GIVEN TASK:
Please print all of the material below, word for word.

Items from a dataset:
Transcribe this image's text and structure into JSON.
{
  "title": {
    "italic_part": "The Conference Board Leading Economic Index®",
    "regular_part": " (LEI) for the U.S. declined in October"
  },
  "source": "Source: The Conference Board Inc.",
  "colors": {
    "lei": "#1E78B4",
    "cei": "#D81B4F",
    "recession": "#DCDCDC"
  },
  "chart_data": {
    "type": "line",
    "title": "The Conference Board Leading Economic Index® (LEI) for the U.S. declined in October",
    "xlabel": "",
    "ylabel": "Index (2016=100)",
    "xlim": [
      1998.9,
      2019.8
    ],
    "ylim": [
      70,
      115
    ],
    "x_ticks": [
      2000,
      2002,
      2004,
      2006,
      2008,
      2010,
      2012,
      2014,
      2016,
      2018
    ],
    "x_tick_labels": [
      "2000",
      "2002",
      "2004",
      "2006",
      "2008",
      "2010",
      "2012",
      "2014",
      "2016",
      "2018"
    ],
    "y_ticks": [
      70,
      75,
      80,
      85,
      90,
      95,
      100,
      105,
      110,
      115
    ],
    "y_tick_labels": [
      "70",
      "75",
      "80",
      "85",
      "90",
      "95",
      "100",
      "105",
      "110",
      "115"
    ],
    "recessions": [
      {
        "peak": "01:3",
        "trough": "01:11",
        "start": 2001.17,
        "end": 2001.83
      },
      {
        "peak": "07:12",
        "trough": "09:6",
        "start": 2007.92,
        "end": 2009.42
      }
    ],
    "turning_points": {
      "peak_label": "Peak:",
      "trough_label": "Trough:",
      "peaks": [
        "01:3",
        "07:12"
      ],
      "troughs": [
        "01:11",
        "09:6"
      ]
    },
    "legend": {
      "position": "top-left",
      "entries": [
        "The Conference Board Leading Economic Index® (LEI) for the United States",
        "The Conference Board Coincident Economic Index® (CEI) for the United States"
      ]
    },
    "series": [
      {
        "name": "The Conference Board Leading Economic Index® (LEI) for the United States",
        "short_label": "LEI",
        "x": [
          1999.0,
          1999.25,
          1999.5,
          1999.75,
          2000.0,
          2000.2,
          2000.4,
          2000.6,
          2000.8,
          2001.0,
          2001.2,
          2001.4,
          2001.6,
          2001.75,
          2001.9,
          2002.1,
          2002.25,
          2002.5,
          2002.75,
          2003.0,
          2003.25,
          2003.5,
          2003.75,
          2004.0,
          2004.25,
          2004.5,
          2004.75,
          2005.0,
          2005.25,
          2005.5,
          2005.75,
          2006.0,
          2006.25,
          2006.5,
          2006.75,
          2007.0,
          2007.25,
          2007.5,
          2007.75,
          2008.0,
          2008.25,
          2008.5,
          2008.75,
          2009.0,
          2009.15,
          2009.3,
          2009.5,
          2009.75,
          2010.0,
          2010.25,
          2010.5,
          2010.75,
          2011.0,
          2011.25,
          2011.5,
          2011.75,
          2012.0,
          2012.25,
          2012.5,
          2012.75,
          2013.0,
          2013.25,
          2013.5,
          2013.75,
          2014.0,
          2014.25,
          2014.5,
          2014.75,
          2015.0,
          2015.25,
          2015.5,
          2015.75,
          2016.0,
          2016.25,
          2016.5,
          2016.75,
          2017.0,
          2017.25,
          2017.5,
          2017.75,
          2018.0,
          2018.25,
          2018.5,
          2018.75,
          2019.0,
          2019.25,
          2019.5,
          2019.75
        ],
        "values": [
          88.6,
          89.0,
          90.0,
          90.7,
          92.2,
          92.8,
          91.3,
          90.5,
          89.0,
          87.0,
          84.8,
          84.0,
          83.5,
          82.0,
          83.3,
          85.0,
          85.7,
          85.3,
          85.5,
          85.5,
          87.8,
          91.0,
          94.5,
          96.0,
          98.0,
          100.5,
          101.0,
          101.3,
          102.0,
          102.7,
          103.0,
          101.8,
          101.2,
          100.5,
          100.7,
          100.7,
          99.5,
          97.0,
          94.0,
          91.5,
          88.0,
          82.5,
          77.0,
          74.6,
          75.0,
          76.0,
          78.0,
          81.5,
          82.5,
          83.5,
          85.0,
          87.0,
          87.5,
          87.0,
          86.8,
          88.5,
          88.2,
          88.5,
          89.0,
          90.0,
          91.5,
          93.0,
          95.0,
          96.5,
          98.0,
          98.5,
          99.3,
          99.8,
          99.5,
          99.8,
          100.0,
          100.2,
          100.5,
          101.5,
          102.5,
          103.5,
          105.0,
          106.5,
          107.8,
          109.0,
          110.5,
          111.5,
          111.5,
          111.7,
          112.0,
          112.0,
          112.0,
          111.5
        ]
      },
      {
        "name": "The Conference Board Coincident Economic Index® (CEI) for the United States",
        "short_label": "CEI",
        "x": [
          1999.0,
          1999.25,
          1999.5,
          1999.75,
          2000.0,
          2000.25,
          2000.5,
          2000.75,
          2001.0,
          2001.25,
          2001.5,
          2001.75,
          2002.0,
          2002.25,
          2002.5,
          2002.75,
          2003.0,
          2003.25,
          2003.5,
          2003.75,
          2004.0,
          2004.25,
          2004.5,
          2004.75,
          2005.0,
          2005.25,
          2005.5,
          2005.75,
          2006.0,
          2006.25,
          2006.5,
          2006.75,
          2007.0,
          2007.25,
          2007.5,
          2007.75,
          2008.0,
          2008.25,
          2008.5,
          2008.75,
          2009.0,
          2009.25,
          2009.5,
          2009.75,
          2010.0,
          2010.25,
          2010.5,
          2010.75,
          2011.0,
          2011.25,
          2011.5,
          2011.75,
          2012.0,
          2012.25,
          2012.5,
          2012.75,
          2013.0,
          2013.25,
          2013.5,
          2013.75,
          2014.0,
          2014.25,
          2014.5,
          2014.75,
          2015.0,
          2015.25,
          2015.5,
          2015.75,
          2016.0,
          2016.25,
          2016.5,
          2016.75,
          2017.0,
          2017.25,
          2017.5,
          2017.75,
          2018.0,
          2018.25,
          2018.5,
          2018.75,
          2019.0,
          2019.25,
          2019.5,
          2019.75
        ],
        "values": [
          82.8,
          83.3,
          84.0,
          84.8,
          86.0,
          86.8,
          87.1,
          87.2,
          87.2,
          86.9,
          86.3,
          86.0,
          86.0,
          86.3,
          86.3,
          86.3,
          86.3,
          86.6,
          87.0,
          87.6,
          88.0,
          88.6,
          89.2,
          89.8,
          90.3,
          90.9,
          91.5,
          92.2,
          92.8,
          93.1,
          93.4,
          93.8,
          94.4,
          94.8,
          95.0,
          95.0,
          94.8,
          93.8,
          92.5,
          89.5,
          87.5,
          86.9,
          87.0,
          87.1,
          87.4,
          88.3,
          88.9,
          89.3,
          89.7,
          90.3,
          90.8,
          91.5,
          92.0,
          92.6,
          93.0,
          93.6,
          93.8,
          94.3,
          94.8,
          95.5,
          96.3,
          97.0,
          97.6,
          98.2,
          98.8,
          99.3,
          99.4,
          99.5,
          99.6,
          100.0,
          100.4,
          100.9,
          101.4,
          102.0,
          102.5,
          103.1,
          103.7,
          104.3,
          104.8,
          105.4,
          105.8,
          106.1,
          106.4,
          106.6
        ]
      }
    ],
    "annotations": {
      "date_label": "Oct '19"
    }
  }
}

REPLY:
Transcribe this image's text and structure into JSON.
{
  "title": {
    "italic_part": "The Conference Board Leading Economic Index®",
    "regular_part": " (LEI) for the U.S. declined in October"
  },
  "source": "Source: The Conference Board Inc.",
  "colors": {
    "lei": "#1E78B4",
    "cei": "#D81B4F",
    "recession": "#DCDCDC"
  },
  "chart_data": {
    "type": "line",
    "title": "The Conference Board Leading Economic Index® (LEI) for the U.S. declined in October",
    "xlabel": "",
    "ylabel": "Index (2016=100)",
    "xlim": [
      1998.9,
      2019.8
    ],
    "ylim": [
      70,
      115
    ],
    "x_ticks": [
      2000,
      2002,
      2004,
      2006,
      2008,
      2010,
      2012,
      2014,
      2016,
      2018
    ],
    "x_tick_labels": [
      "2000",
      "2002",
      "2004",
      "2006",
      "2008",
      "2010",
      "2012",
      "2014",
      "2016",
      "2018"
    ],
    "y_ticks": [
      70,
      75,
      80,
      85,
      90,
      95,
      100,
      105,
      110,
      115
    ],
    "y_tick_labels": [
      "70",
      "75",
      "80",
      "85",
      "90",
      "95",
      "100",
      "105",
      "110",
      "115"
    ],
    "recessions": [
      {
        "peak": "01:3",
        "trough": "01:11",
        "start": 2001.17,
        "end": 2001.83
      },
      {
        "peak": "07:12",
        "trough": "09:6",
        "start": 2007.92,
        "end": 2009.42
      }
    ],
    "turning_points": {
      "peak_label": "Peak:",
      "trough_label": "Trough:",
      "peaks": [
        "01:3",
        "07:12"
      ],
      "troughs": [
        "01:11",
        "09:6"
      ]
    },
    "legend": {
      "position": "top-left",
      "entries": [
        "The Conference Board Leading Economic Index® (LEI) for the United States",
        "The Conference Board Coincident Economic Index® (CEI) for the United States"
      ]
    },
    "series": [
      {
        "name": "The Conference Board Leading Economic Index® (LEI) for the United States",
        "short_label": "LEI",
        "x": [
          1999.0,
          1999.25,
          1999.5,
          1999.75,
          2000.0,
          2000.2,
          2000.4,
          2000.6,
          2000.8,
          2001.0,
          2001.2,
          2001.4,
          2001.6,
          2001.75,
          2001.9,
          2002.1,
          2002.25,
          2002.5,
          2002.75,
          2003.0,
          2003.25,
          2003.5,
          2003.75,
          2004.0,
          2004.25,
          2004.5,
          2004.75,
          2005.0,
          2005.25,
          2005.5,
          2005.75,
          2006.0,
          2006.25,
          2006.5,
          2006.75,
          2007.0,
          2007.25,
          2007.5,
          2007.75,
          2008.0,
          2008.25,
          2008.5,
          2008.75,
          2009.0,
          2009.15,
          2009.3,
          2009.5,
          2009.75,
          2010.0,
          2010.25,
          2010.5,
          2010.75,
          2011.0,
          2011.25,
          2011.5,
          2011.75,
          2012.0,
          2012.25,
          2012.5,
          2012.75,
          2013.0,
          2013.25,
          2013.5,
          2013.75,
          2014.0,
          2014.25,
          2014.5,
          2014.75,
          2015.0,
          2015.25,
          2015.5,
          2015.75,
          2016.0,
          2016.25,
          2016.5,
          2016.75,
          2017.0,
          2017.25,
          2017.5,
          2017.75,
          2018.0,
          2018.25,
          2018.5,
          2018.75,
          2019.0,
          2019.25,
          2019.5,
          2019.75
        ],
        "values": [
          88.6,
          89.0,
          90.0,
          90.7,
          92.2,
          92.8,
          91.3,
          90.5,
          89.0,
          87.0,
          84.8,
          84.0,
          83.5,
          82.0,
          83.3,
          85.0,
          85.7,
          85.3,
          85.5,
          85.5,
          87.8,
          91.0,
          94.5,
          96.0,
          98.0,
          100.5,
          101.0,
          101.3,
          102.0,
          102.7,
          103.0,
          101.8,
          101.2,
          100.5,
          100.7,
          100.7,
          99.5,
          97.0,
          94.0,
          91.5,
          88.0,
          82.5,
          77.0,
          74.6,
          75.0,
          76.0,
          78.0,
          81.5,
          82.5,
          83.5,
          85.0,
          87.0,
          87.5,
          87.0,
          86.8,
          88.5,
          88.2,
          88.5,
          89.0,
          90.0,
          91.5,
          93.0,
          95.0,
          96.5,
          98.0,
          98.5,
          99.3,
          99.8,
          99.5,
          99.8,
          100.0,
          100.2,
          100.5,
          101.5,
          102.5,
          103.5,
          105.0,
          106.5,
          107.8,
          109.0,
          110.5,
          111.5,
          111.5,
          111.7,
          112.0,
          112.0,
          112.0,
          111.5
        ]
      },
      {
        "name": "The Conference Board Coincident Economic Index® (CEI) for the United States",
        "short_label": "CEI",
        "x": [
          1999.0,
          1999.25,
          1999.5,
          1999.75,
          2000.0,
          2000.25,
          2000.5,
          2000.75,
          2001.0,
          2001.25,
          2001.5,
          2001.75,
          2002.0,
          2002.25,
          2002.5,
          2002.75,
          2003.0,
          2003.25,
          2003.5,
          2003.75,
          2004.0,
          2004.25,
          2004.5,
          2004.75,
          2005.0,
          2005.25,
          2005.5,
          2005.75,
          2006.0,
          2006.25,
          2006.5,
          2006.75,
          2007.0,
          2007.25,
          2007.5,
          2007.75,
          2008.0,
          2008.25,
          2008.5,
          2008.75,
          2009.0,
          2009.25,
          2009.5,
          2009.75,
          2010.0,
          2010.25,
          2010.5,
          2010.75,
          2011.0,
          2011.25,
          2011.5,
          2011.75,
          2012.0,
          2012.25,
          2012.5,
          2012.75,
          2013.0,
          2013.25,
          2013.5,
          2013.75,
          2014.0,
          2014.25,
          2014.5,
          2014.75,
          2015.0,
          2015.25,
          2015.5,
          2015.75,
          2016.0,
          2016.25,
          2016.5,
          2016.75,
          2017.0,
          2017.25,
          2017.5,
          2017.75,
          2018.0,
          2018.25,
          2018.5,
          2018.75,
          2019.0,
          2019.25,
          2019.5,
          2019.75
        ],
        "values": [
          82.8,
          83.3,
          84.0,
          84.8,
          86.0,
          86.8,
          87.1,
          87.2,
          87.2,
          86.9,
          86.3,
          86.0,
          86.0,
          86.3,
          86.3,
          86.3,
          86.3,
          86.6,
          87.0,
          87.6,
          88.0,
          88.6,
          89.2,
          89.8,
          90.3,
          90.9,
          91.5,
          92.2,
          92.8,
          93.1,
          93.4,
          93.8,
          94.4,
          94.8,
          95.0,
          95.0,
          94.8,
          93.8,
          92.5,
          89.5,
          87.5,
          86.9,
          87.0,
          87.1,
          87.4,
          88.3,
          88.9,
          89.3,
          89.7,
          90.3,
          90.8,
          91.5,
          92.0,
          92.6,
          93.0,
          93.6,
          93.8,
          94.3,
          94.8,
          95.5,
          96.3,
          97.0,
          97.6,
          98.2,
          98.8,
          99.3,
          99.4,
          99.5,
          99.6,
          100.0,
          100.4,
          100.9,
          101.4,
          102.0,
          102.5,
          103.1,
          103.7,
          104.3,
          104.8,
          105.4,
          105.8,
          106.1,
          106.4,
          106.6
        ]
      }
    ],
    "annotations": {
      "date_label": "Oct '19"
    }
  }
}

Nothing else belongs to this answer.